* Data for this exercise *
━━━━━━━━━━━━━━━━━━━━

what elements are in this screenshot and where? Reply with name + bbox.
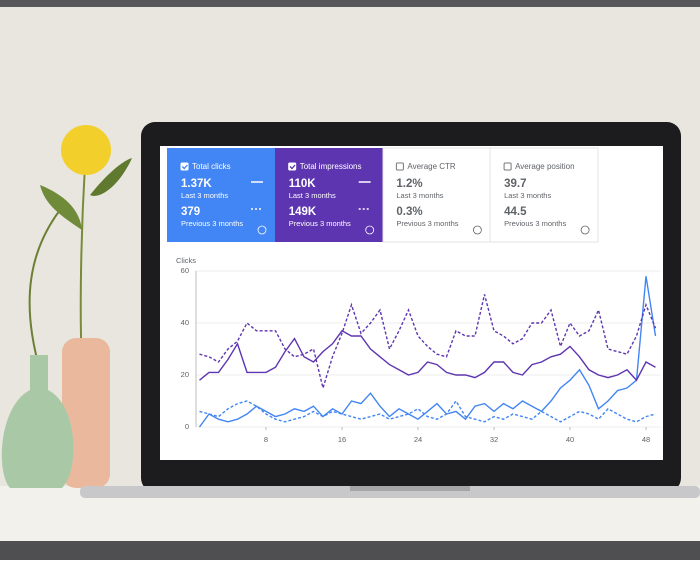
- y-axis-label: Clicks: [176, 256, 196, 265]
- y-tick-label: 40: [181, 318, 189, 327]
- check-mark: [181, 164, 188, 170]
- help-icon: [472, 225, 482, 235]
- card-title: Total clicks: [192, 162, 231, 171]
- series-line: [198, 276, 657, 428]
- stem: [28, 209, 61, 371]
- top-band: [0, 0, 700, 7]
- card-period: Previous 3 months: [181, 219, 243, 228]
- card-period: Previous 3 months: [396, 219, 458, 228]
- checkbox: [395, 162, 404, 171]
- card[interactable]: [382, 147, 491, 243]
- check-mark: [289, 164, 296, 170]
- card-period: Previous 3 months: [289, 219, 351, 228]
- card-value: 44.5: [504, 206, 527, 218]
- series-line: [199, 399, 656, 423]
- help-icon: [365, 225, 375, 235]
- laptop-base: [80, 486, 700, 498]
- y-tick-label: 60: [181, 266, 189, 275]
- card-period: Previous 3 months: [504, 219, 566, 228]
- card-period: Last 3 months: [504, 191, 551, 200]
- y-tick-label: 20: [181, 370, 189, 379]
- x-tick-label: 24: [414, 435, 422, 444]
- bottom-band: [0, 541, 700, 560]
- leaf: [90, 158, 132, 196]
- checkbox: [180, 162, 189, 171]
- card-value: 149K: [289, 206, 317, 218]
- vase: [1, 355, 74, 488]
- flower: [61, 125, 111, 175]
- help-icon: [580, 225, 590, 235]
- checkbox: [503, 162, 512, 171]
- card-period: Last 3 months: [396, 191, 443, 200]
- help-icon: [257, 225, 267, 235]
- laptop-notch: [350, 486, 470, 491]
- card-period: Last 3 months: [181, 191, 228, 200]
- vase: [62, 338, 110, 488]
- x-tick-label: 40: [566, 435, 574, 444]
- x-tick-label: 32: [490, 435, 498, 444]
- card[interactable]: [489, 147, 599, 243]
- card-value: 110K: [289, 178, 317, 190]
- x-tick-label: 48: [642, 435, 650, 444]
- series-line: [199, 294, 657, 391]
- card-title: Average position: [515, 162, 574, 171]
- card-title: Average CTR: [407, 162, 456, 171]
- card-value: 0.3%: [396, 206, 422, 218]
- card-period: Last 3 months: [289, 191, 336, 200]
- card-value: 39.7: [504, 178, 526, 190]
- x-tick-label: 8: [264, 435, 268, 444]
- card-value: 1.37K: [181, 178, 212, 190]
- leaf: [40, 185, 82, 230]
- checkbox: [288, 162, 297, 171]
- y-tick-label: 0: [185, 422, 189, 431]
- card-value: 379: [181, 206, 200, 218]
- series-line: [199, 329, 656, 382]
- card-title: Total impressions: [300, 162, 362, 171]
- card-value: 1.2%: [396, 178, 422, 190]
- x-tick-label: 16: [338, 435, 346, 444]
- chart: Clicks 0 20 40 60 8 16 24 32 40 48: [176, 256, 661, 444]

━━━━━━━━━━━━━━━━━━━━

Put every line of the listing above into a numbered list, leaving out blank lines and any picture.

1. what elements are in this screenshot and where? Reply with name + bbox.
2. - y-axis-label: Clicks: [176, 256, 196, 265]
3. - y-tick-label: 40: [181, 318, 189, 327]
4. - check-mark: [181, 164, 188, 170]
5. - help-icon: [472, 225, 482, 235]
6. - card-title: Total clicks: [192, 162, 231, 171]
7. - series-line: [198, 276, 657, 428]
8. - stem: [28, 209, 61, 371]
9. - top-band: [0, 0, 700, 7]
10. - card-period: Previous 3 months: [181, 219, 243, 228]
11. - card-period: Previous 3 months: [396, 219, 458, 228]
12. - checkbox: [395, 162, 404, 171]
13. - card[interactable]: [382, 147, 491, 243]
14. - check-mark: [289, 164, 296, 170]
15. - card-period: Previous 3 months: [289, 219, 351, 228]
16. - card-value: 44.5: [504, 206, 527, 218]
17. - series-line: [199, 399, 656, 423]
18. - help-icon: [365, 225, 375, 235]
19. - laptop-base: [80, 486, 700, 498]
20. - y-tick-label: 60: [181, 266, 189, 275]
21. - card-period: Previous 3 months: [504, 219, 566, 228]
22. - card-period: Last 3 months: [504, 191, 551, 200]
23. - y-tick-label: 20: [181, 370, 189, 379]
24. - x-tick-label: 24: [414, 435, 422, 444]
25. - bottom-band: [0, 541, 700, 560]
26. - leaf: [90, 158, 132, 196]
27. - checkbox: [180, 162, 189, 171]
28. - card-value: 149K: [289, 206, 317, 218]
29. - vase: [1, 355, 74, 488]
30. - flower: [61, 125, 111, 175]
31. - help-icon: [580, 225, 590, 235]
32. - checkbox: [503, 162, 512, 171]
33. - card-period: Last 3 months: [396, 191, 443, 200]
34. - help-icon: [257, 225, 267, 235]
35. - laptop-notch: [350, 486, 470, 491]
36. - card-period: Last 3 months: [181, 191, 228, 200]
37. - vase: [62, 338, 110, 488]
38. - x-tick-label: 40: [566, 435, 574, 444]
39. - x-tick-label: 32: [490, 435, 498, 444]
40. - card[interactable]: [489, 147, 599, 243]
41. - card-value: 110K: [289, 178, 317, 190]
42. - x-tick-label: 48: [642, 435, 650, 444]
43. - series-line: [199, 294, 657, 391]
44. - card-title: Average position: [515, 162, 574, 171]
45. - card-title: Average CTR: [407, 162, 456, 171]
46. - card-value: 0.3%: [396, 206, 422, 218]
47. - card-period: Last 3 months: [289, 191, 336, 200]
48. - card-value: 39.7: [504, 178, 526, 190]
49. - x-tick-label: 8: [264, 435, 268, 444]
50. - card-value: 1.37K: [181, 178, 212, 190]
51. - leaf: [40, 185, 82, 230]
52. - checkbox: [288, 162, 297, 171]
53. - y-tick-label: 0: [185, 422, 189, 431]
54. - card-value: 379: [181, 206, 200, 218]
55. - series-line: [199, 329, 656, 382]
56. - card-title: Total impressions: [300, 162, 362, 171]
57. - card-value: 1.2%: [396, 178, 422, 190]
58. - x-tick-label: 16: [338, 435, 346, 444]
59. - chart: Clicks 0 20 40 60 8 16 24 32 40 48: [176, 256, 661, 444]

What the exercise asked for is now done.